### OBJECTIVE
Copy each line of the entries beneath that contains the word "större".

═════ ROWS

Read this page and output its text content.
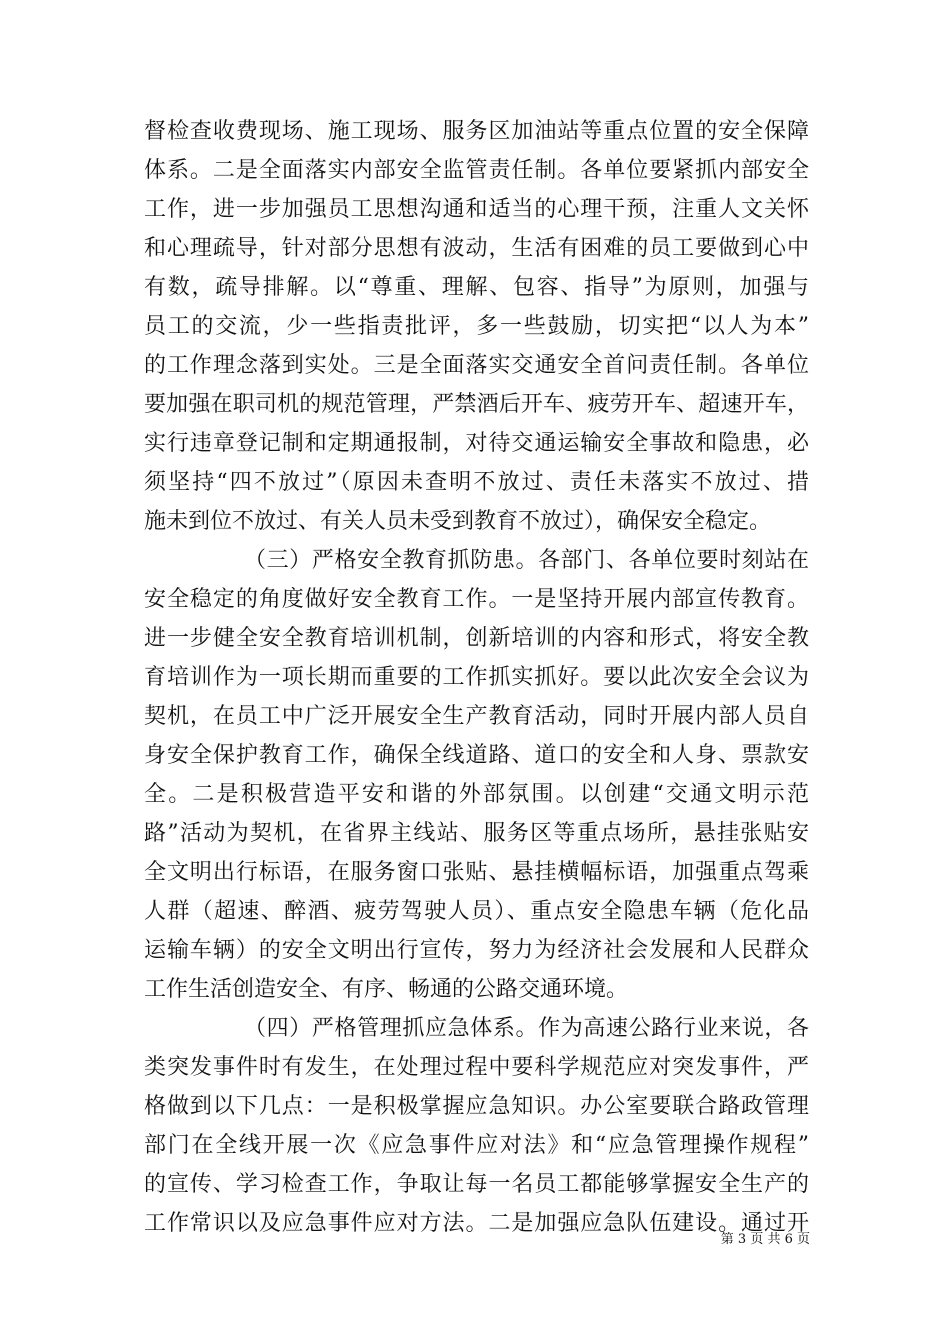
督检查收费现场、施工现场、服务区加油站等重点位置的安全保障
体系。二是全面落实内部安全监管责任制。各单位要紧抓内部安全
工作，进一步加强员工思想沟通和适当的心理干预，注重人文关怀
和心理疏导，针对部分思想有波动，生活有困难的员工要做到心中
有数，疏导排解。以“尊重、理解、包容、指导”为原则，加强与
员工的交流，少一些指责批评，多一些鼓励，切实把“以人为本”
的工作理念落到实处。三是全面落实交通安全首问责任制。各单位
要加强在职司机的规范管理，严禁酒后开车、疲劳开车、超速开车，
实行违章登记制和定期通报制，对待交通运输安全事故和隐患，必
须坚持“四不放过”（原因未查明不放过、责任未落实不放过、措
施未到位不放过、有关人员未受到教育不放过），确保安全稳定。
（三）严格安全教育抓防患。各部门、各单位要时刻站在
安全稳定的角度做好安全教育工作。一是坚持开展内部宣传教育。
进一步健全安全教育培训机制，创新培训的内容和形式，将安全教
育培训作为一项长期而重要的工作抓实抓好。要以此次安全会议为
契机，在员工中广泛开展安全生产教育活动，同时开展内部人员自
身安全保护教育工作，确保全线道路、道口的安全和人身、票款安
全。二是积极营造平安和谐的外部氛围。以创建“交通文明示范
路”活动为契机，在省界主线站、服务区等重点场所，悬挂张贴安
全文明出行标语，在服务窗口张贴、悬挂横幅标语，加强重点驾乘
人群（超速、醉酒、疲劳驾驶人员）、重点安全隐患车辆（危化品
运输车辆）的安全文明出行宣传，努力为经济社会发展和人民群众
工作生活创造安全、有序、畅通的公路交通环境。
（四）严格管理抓应急体系。作为高速公路行业来说，各
类突发事件时有发生，在处理过程中要科学规范应对突发事件，严
格做到以下几点：一是积极掌握应急知识。办公室要联合路政管理
部门在全线开展一次《应急事件应对法》和“应急管理操作规程”
的宣传、学习检查工作，争取让每一名员工都能够掌握安全生产的
工作常识以及应急事件应对方法。二是加强应急队伍建设。通过开
第 3 页 共 6 页
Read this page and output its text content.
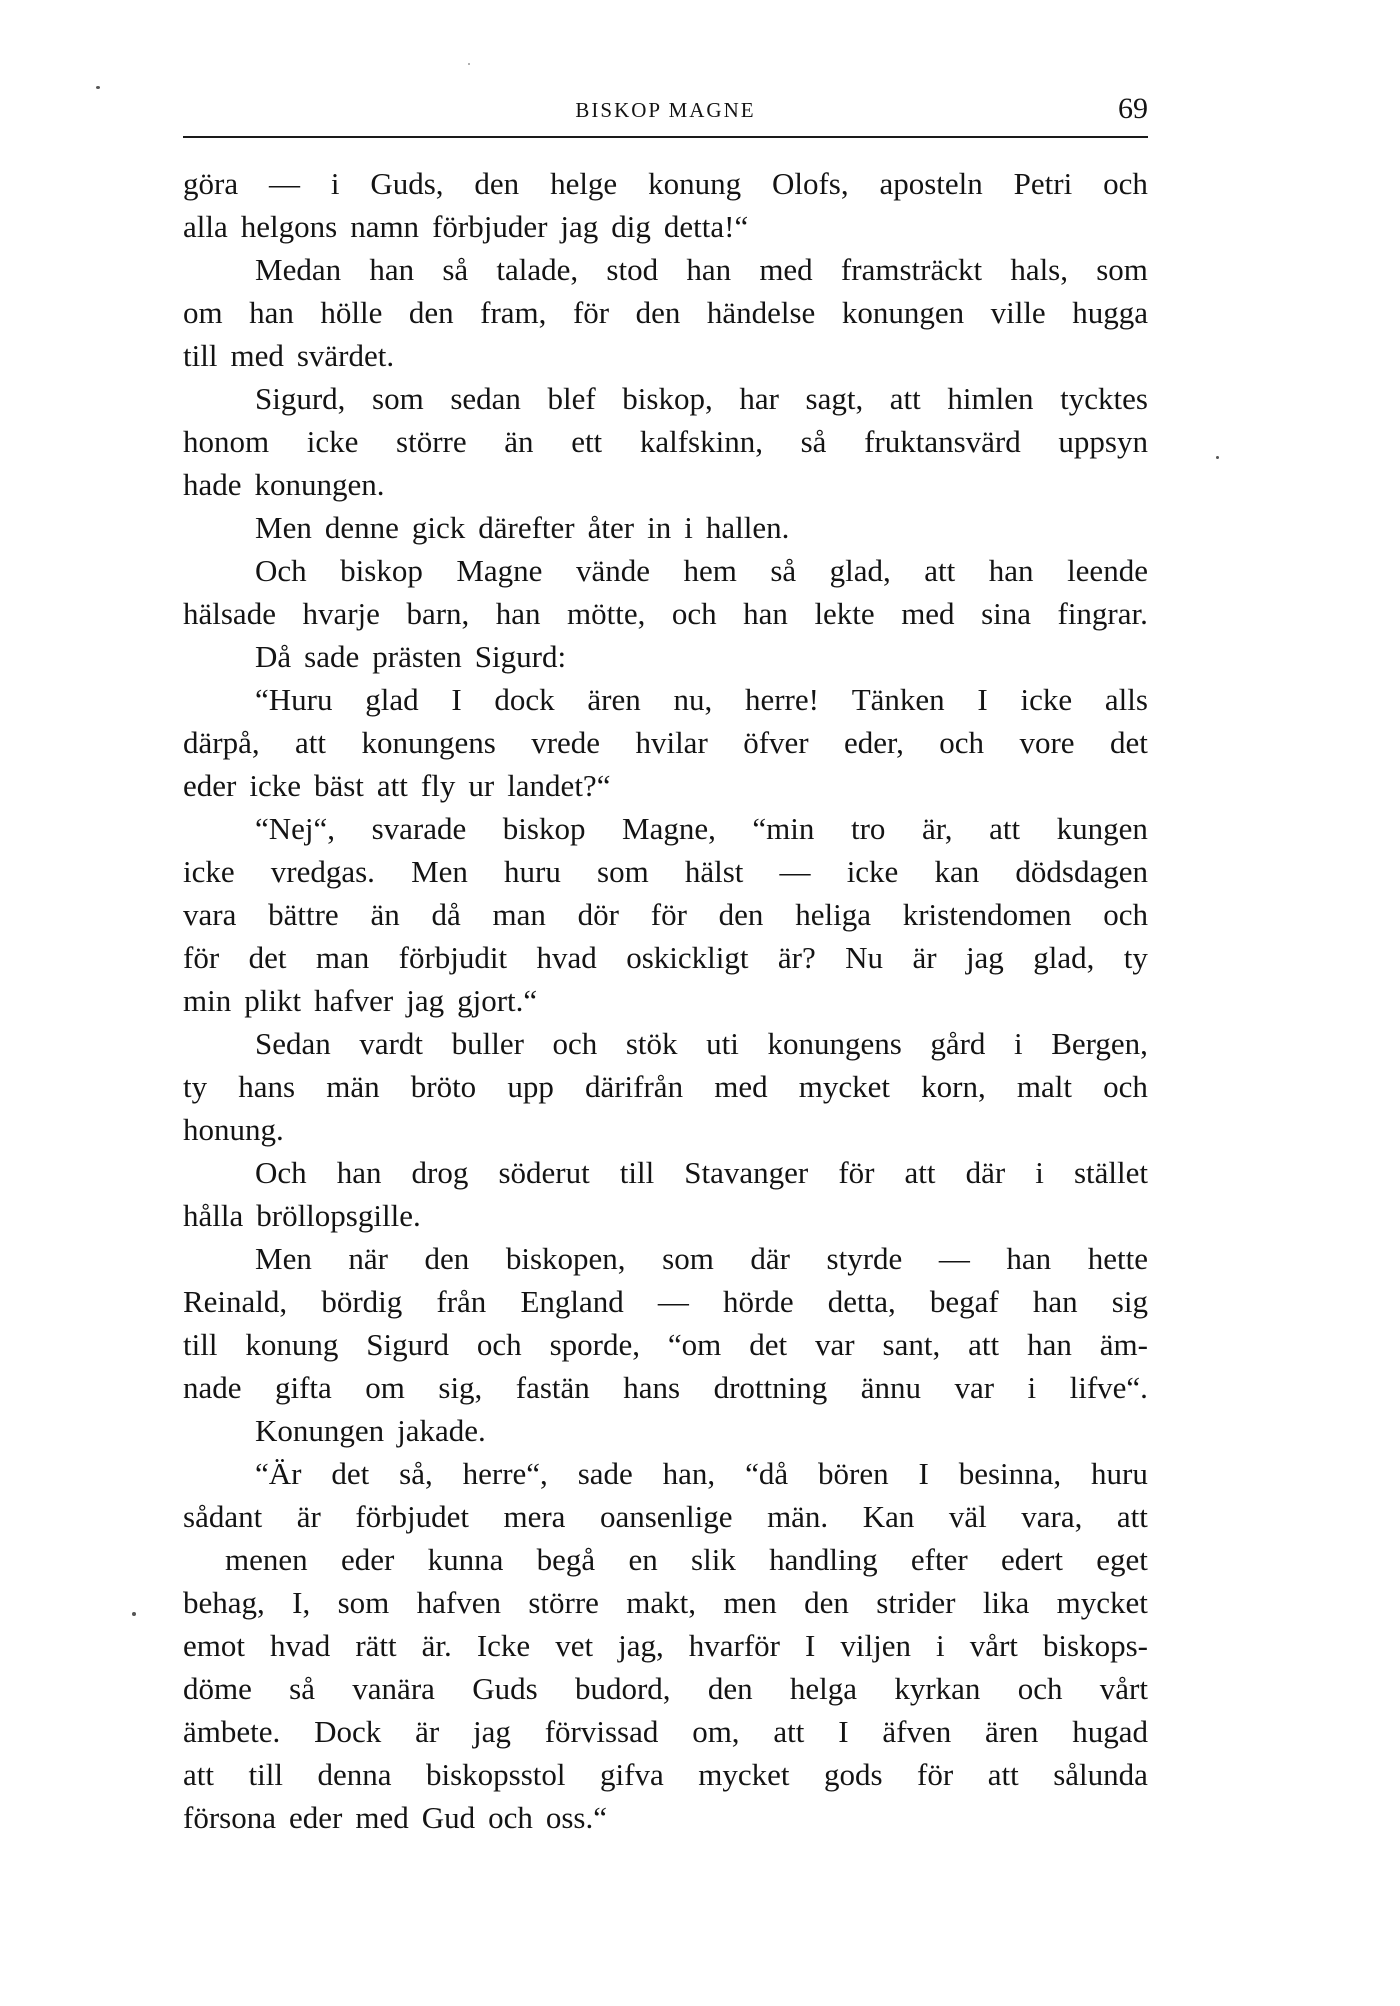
BISKOP MAGNE	69
göra — i Guds, den helge konung Olofs, aposteln Petri och
alla helgons namn förbjuder jag dig detta!“
Medan han så talade, stod han med framsträckt hals, som
om han hölle den fram, för den händelse konungen ville hugga
till med svärdet.
Sigurd, som sedan blef biskop, har sagt, att himlen tycktes
honom icke större än ett kalfskinn, så fruktansvärd uppsyn
hade konungen.
Men denne gick därefter åter in i hallen.
Och biskop Magne vände hem så glad, att han leende
hälsade hvarje barn, han mötte, och han lekte med sina fingrar.
Då sade prästen Sigurd:
“Huru glad I dock ären nu, herre! Tänken I icke alls
därpå, att konungens vrede hvilar öfver eder, och vore det
eder icke bäst att fly ur landet?“
“Nej“, svarade biskop Magne, “min tro är, att kungen
icke vredgas. Men huru som hälst — icke kan dödsdagen
vara bättre än då man dör för den heliga kristendomen och
för det man förbjudit hvad oskickligt är? Nu är jag glad, ty
min plikt hafver jag gjort.“
Sedan vardt buller och stök uti konungens gård i Bergen,
ty hans män bröto upp därifrån med mycket korn, malt och
honung.
Och han drog söderut till Stavanger för att där i stället
hålla bröllopsgille.
Men när den biskopen, som där styrde — han hette
Reinald, bördig från England — hörde detta, begaf han sig
till konung Sigurd och sporde, “om det var sant, att han äm-
nade gifta om sig, fastän hans drottning ännu var i lifve“.
Konungen jakade.
“Är det så, herre“, sade han, “då bören I besinna, huru
sådant är förbjudet mera oansenlige män. Kan väl vara, att
menen eder kunna begå en slik handling efter edert eget
behag, I, som hafven större makt, men den strider lika mycket
emot hvad rätt är. Icke vet jag, hvarför I viljen i vårt biskops-
döme så vanära Guds budord, den helga kyrkan och vårt
ämbete. Dock är jag förvissad om, att I äfven ären hugad
att till denna biskopsstol gifva mycket gods för att sålunda
försona eder med Gud och oss.“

══════════

### THE REPLY
honom icke större än ett kalfskinn, så fruktansvärd uppsyn
behag, I, som hafven större makt, men den strider lika mycket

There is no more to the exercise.